*What the task asks*.
Scan the listing below. Report each line that includes "word".

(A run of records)
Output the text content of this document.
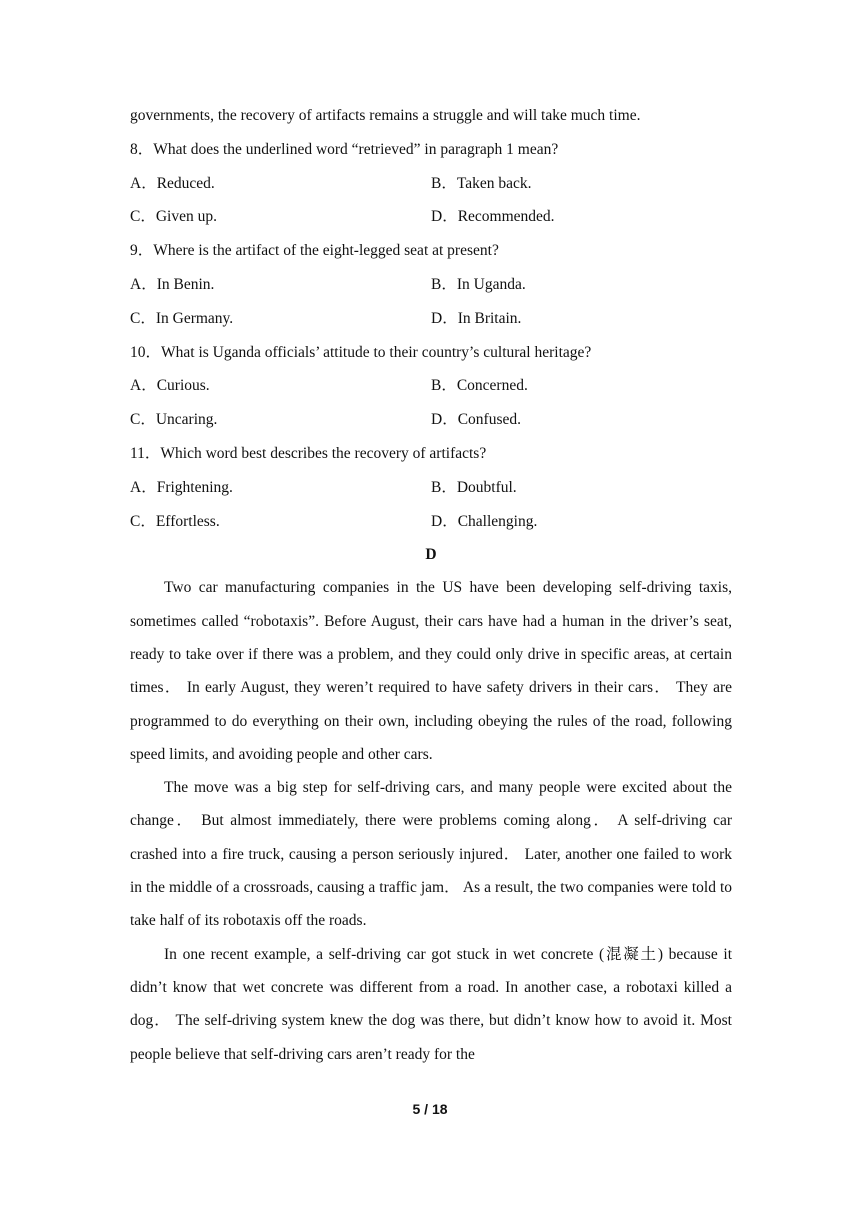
governments, the recovery of artifacts remains a struggle and will take much time.
8．What does the underlined word “retrieved” in paragraph 1 mean?
A．Reduced.	B．Taken back.
C．Given up.	D．Recommended.
9．Where is the artifact of the eight-legged seat at present?
A．In Benin.	B．In Uganda.
C．In Germany.	D．In Britain.
10．What is Uganda officials’ attitude to their country’s cultural heritage?
A．Curious.	B．Concerned.
C．Uncaring.	D．Confused.
11．Which word best describes the recovery of artifacts?
A．Frightening.	B．Doubtful.
C．Effortless.	D．Challenging.
D

Two car manufacturing companies in the US have been developing self-driving taxis, sometimes called “robotaxis”. Before August, their cars have had a human in the driver’s seat, ready to take over if there was a problem, and they could only drive in specific areas, at certain times． In early August, they weren’t required to have safety drivers in their cars． They are programmed to do everything on their own, including obeying the rules of the road, following speed limits, and avoiding people and other cars.

The move was a big step for self-driving cars, and many people were excited about the change． But almost immediately, there were problems coming along． A self-driving car crashed into a fire truck, causing a person seriously injured． Later, another one failed to work in the middle of a crossroads, causing a traffic jam． As a result, the two companies were told to take half of its robotaxis off the roads.

In one recent example, a self-driving car got stuck in wet concrete (混凝土) because it didn’t know that wet concrete was different from a road. In another case, a robotaxi killed a dog． The self-driving system knew the dog was there, but didn’t know how to avoid it. Most people believe that self-driving cars aren’t ready for the

5 / 18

*Written response*.
8．What does the underlined word “retrieved” in paragraph 1 mean?
11．Which word best describes the recovery of artifacts?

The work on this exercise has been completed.